___ MATERIAL PROVIDED ___
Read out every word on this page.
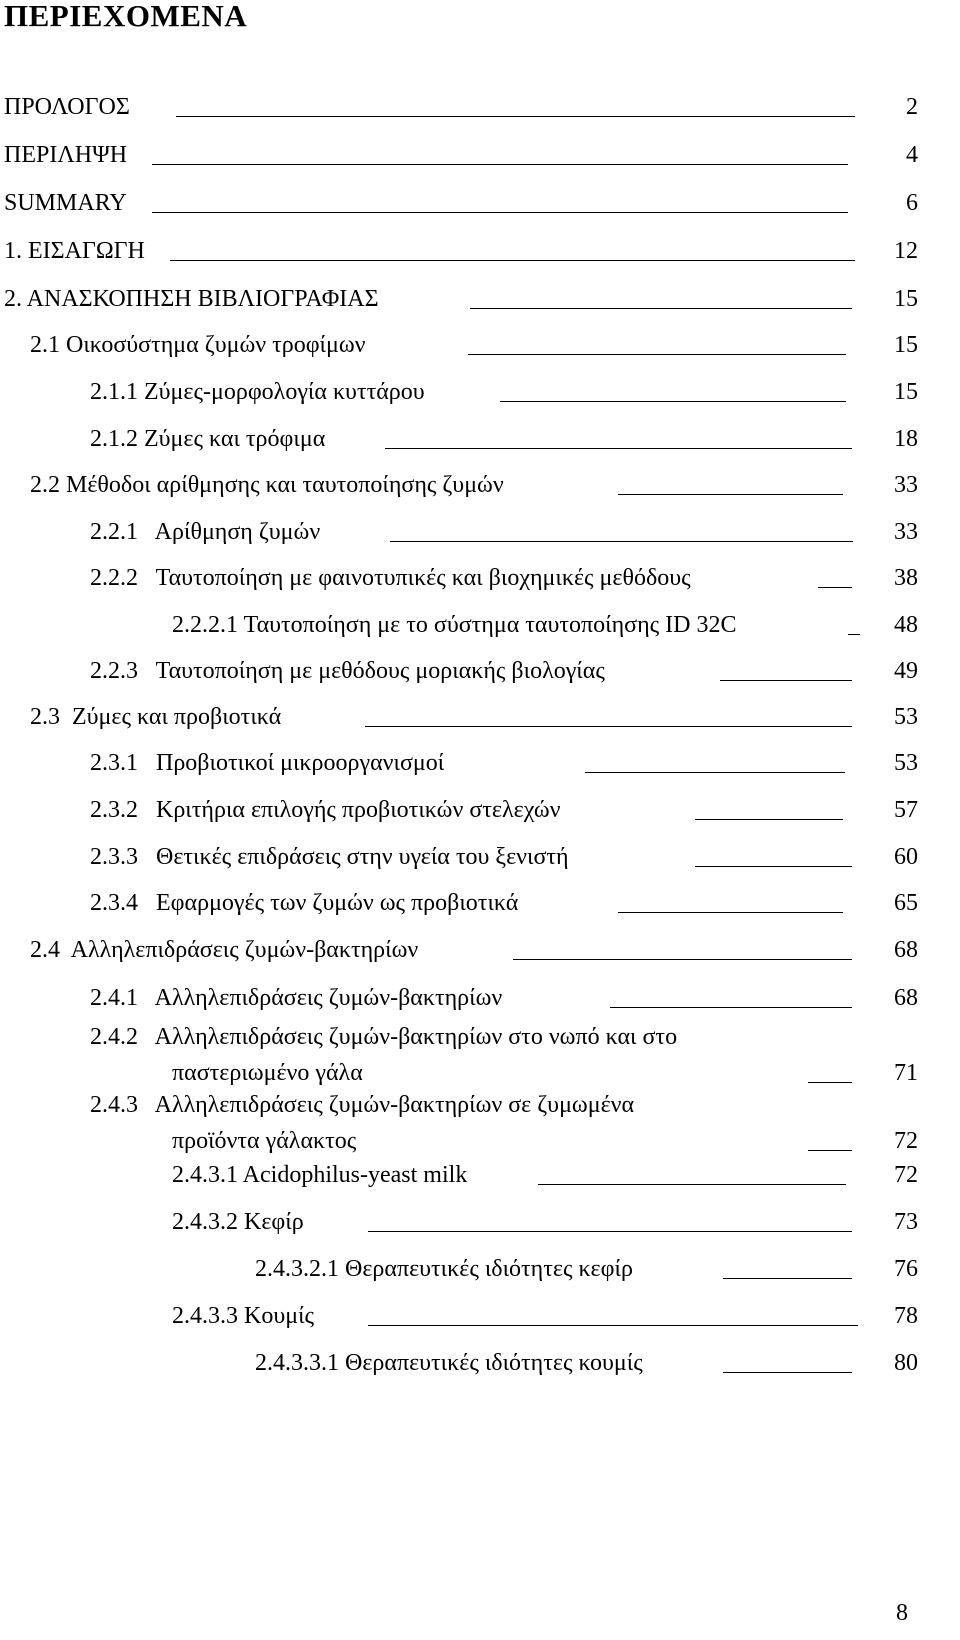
ΠΕΡΙΕΧΟΜΕΝΑ
ΠΡΟΛΟΓΟΣ	2
ΠΕΡΙΛΗΨΗ	4
SUMMARY	6
1. ΕΙΣΑΓΩΓΗ	12
2. ΑΝΑΣΚΟΠΗΣΗ ΒΙΒΛΙΟΓΡΑΦΙΑΣ	15
2.1 Οικοσύστημα ζυμών τροφίμων	15
2.1.1 Ζύμες-μορφολογία κυττάρου	15
2.1.2 Ζύμες και τρόφιμα	18
2.2 Μέθοδοι αρίθμησης και ταυτοποίησης ζυμών	33
2.2.1   Αρίθμηση ζυμών	33
2.2.2   Ταυτοποίηση με φαινοτυπικές και βιοχημικές μεθόδους	38
2.2.2.1 Ταυτοποίηση με το σύστημα ταυτοποίησης ID 32C	48
2.2.3   Ταυτοποίηση με μεθόδους μοριακής βιολογίας	49
2.3  Ζύμες και προβιοτικά	53
2.3.1   Προβιοτικοί μικροοργανισμοί	53
2.3.2   Κριτήρια επιλογής προβιοτικών στελεχών	57
2.3.3   Θετικές επιδράσεις στην υγεία του ξενιστή	60
2.3.4   Εφαρμογές των ζυμών ως προβιοτικά	65
2.4  Αλληλεπιδράσεις ζυμών-βακτηρίων	68
2.4.1   Αλληλεπιδράσεις ζυμών-βακτηρίων	68
2.4.2   Αλληλεπιδράσεις ζυμών-βακτηρίων στο νωπό και στο
παστεριωμένο γάλα	71
2.4.3   Αλληλεπιδράσεις ζυμών-βακτηρίων σε ζυμωμένα
προϊόντα γάλακτος	72
2.4.3.1 Acidophilus-yeast milk	72
2.4.3.2 Κεφίρ	73
2.4.3.2.1 Θεραπευτικές ιδιότητες κεφίρ	76
2.4.3.3 Κουμίς	78
2.4.3.3.1 Θεραπευτικές ιδιότητες κουμίς	80
8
___
- _EXERCISE BRIEF_
Take each line of the material that contains the word "βακτηρίων" and list it.

- _REPLY TO THE EXERCISE_
2.4  Αλληλεπιδράσεις ζυμών-βακτηρίων	68
2.4.1   Αλληλεπιδράσεις ζυμών-βακτηρίων	68
2.4.2   Αλληλεπιδράσεις ζυμών-βακτηρίων στο νωπό και στο
2.4.3   Αλληλεπιδράσεις ζυμών-βακτηρίων σε ζυμωμένα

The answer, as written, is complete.